_Directions_.
Copy every line of the data that includes the string "grupy".

+++ Records shown +++

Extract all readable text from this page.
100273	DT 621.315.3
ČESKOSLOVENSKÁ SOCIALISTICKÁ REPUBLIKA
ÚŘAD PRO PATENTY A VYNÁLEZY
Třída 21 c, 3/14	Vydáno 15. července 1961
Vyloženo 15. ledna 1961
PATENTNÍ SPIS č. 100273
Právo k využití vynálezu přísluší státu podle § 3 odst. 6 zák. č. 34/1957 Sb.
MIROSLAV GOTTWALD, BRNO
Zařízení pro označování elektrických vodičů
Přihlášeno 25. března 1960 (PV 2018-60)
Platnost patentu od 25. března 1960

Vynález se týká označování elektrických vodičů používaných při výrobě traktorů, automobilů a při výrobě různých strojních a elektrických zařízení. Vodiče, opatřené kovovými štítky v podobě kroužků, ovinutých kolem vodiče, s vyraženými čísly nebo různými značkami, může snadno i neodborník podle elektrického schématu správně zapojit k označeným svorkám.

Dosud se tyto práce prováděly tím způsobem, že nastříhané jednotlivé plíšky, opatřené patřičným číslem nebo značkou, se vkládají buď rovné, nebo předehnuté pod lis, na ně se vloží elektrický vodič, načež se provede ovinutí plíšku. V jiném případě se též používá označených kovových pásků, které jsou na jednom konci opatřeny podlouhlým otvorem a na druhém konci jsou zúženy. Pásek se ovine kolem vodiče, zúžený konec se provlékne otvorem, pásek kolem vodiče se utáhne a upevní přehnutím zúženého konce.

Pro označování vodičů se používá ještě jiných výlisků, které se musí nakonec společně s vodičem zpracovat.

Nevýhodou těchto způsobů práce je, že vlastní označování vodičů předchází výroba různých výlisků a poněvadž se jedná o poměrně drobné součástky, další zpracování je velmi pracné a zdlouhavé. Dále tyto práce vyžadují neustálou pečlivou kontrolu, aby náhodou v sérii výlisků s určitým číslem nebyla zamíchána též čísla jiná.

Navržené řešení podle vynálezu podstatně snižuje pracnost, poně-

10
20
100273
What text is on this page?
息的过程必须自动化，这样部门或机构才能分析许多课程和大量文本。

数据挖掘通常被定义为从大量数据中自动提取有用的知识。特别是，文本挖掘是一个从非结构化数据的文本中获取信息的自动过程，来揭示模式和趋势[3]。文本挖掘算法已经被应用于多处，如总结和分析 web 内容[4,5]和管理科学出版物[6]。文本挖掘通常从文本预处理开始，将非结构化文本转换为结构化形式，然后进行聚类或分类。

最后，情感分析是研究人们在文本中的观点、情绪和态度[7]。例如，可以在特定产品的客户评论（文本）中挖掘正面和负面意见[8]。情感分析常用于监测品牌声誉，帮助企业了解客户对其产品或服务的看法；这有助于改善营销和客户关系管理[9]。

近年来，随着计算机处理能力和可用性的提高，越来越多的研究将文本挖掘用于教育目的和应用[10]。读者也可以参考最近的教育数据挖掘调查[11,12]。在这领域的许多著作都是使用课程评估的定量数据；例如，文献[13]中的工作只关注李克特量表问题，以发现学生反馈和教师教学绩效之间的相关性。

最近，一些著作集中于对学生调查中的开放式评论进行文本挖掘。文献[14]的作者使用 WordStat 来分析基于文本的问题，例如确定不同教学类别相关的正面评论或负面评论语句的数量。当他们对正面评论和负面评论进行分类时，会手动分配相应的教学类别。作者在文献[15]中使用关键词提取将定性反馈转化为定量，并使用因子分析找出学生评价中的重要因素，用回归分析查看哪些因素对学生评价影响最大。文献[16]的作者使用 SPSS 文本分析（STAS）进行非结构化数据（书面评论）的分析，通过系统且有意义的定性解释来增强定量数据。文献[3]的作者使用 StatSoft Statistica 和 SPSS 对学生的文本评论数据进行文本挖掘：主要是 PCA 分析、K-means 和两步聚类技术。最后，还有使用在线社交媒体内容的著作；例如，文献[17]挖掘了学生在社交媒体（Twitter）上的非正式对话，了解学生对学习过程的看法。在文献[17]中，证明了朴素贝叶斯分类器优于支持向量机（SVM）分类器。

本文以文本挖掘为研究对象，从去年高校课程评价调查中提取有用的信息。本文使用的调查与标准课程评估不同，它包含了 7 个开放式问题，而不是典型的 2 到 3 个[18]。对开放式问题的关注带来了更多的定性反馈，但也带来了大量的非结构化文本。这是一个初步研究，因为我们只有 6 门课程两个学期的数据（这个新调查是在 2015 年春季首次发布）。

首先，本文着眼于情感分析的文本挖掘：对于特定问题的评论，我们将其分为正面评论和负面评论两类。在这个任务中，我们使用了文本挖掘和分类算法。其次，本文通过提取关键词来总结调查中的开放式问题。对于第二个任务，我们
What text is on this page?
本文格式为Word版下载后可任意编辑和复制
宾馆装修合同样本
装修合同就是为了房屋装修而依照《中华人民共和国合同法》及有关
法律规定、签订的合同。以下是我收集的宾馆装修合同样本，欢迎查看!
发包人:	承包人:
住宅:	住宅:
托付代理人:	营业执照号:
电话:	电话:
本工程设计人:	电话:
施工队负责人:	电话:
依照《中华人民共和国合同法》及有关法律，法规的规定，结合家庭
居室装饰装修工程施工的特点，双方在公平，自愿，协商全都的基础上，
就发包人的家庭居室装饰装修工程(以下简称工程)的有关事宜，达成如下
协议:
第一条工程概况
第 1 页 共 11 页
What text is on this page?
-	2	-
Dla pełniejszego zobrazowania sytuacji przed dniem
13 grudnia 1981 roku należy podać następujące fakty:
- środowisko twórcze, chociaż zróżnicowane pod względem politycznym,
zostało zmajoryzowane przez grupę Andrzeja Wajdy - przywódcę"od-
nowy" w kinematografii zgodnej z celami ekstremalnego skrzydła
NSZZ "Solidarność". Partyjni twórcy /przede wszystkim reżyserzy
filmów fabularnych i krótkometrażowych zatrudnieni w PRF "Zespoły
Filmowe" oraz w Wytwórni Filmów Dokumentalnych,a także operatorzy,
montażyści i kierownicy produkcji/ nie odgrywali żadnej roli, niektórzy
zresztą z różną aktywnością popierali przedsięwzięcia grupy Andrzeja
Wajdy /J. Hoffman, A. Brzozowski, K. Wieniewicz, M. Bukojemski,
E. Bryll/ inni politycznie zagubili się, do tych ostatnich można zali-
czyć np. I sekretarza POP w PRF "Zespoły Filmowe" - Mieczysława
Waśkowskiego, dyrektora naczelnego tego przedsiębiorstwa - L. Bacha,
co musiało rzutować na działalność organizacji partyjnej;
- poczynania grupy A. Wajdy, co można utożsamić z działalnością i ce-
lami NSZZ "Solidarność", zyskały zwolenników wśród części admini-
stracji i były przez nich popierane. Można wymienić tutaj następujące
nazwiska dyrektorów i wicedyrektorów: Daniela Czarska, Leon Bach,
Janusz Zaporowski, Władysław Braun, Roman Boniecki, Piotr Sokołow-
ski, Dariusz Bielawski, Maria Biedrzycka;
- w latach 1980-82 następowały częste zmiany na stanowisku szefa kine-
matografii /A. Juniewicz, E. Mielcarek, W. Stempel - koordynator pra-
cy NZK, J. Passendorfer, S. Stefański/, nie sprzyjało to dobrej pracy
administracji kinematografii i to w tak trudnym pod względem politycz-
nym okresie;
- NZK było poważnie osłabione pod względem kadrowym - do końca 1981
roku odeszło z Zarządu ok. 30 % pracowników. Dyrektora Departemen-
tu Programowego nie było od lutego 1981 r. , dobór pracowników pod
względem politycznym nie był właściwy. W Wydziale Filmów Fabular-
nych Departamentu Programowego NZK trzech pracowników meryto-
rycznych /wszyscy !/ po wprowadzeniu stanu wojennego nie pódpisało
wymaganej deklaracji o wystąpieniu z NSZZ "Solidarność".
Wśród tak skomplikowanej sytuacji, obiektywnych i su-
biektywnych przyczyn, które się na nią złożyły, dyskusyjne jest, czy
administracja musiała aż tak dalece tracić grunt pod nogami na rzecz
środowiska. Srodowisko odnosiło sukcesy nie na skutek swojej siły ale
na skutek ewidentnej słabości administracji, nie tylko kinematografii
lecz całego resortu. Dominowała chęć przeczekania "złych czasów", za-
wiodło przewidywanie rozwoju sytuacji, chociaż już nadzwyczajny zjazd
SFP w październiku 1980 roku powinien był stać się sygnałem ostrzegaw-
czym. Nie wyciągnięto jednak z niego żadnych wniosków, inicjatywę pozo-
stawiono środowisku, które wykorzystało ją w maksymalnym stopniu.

+++

_Output below_.
zresztą z różną aktywnością popierali przedsięwzięcia grupy Andrzeja
- poczynania grupy A. Wajdy, co można utożsamić z działalnością i ce-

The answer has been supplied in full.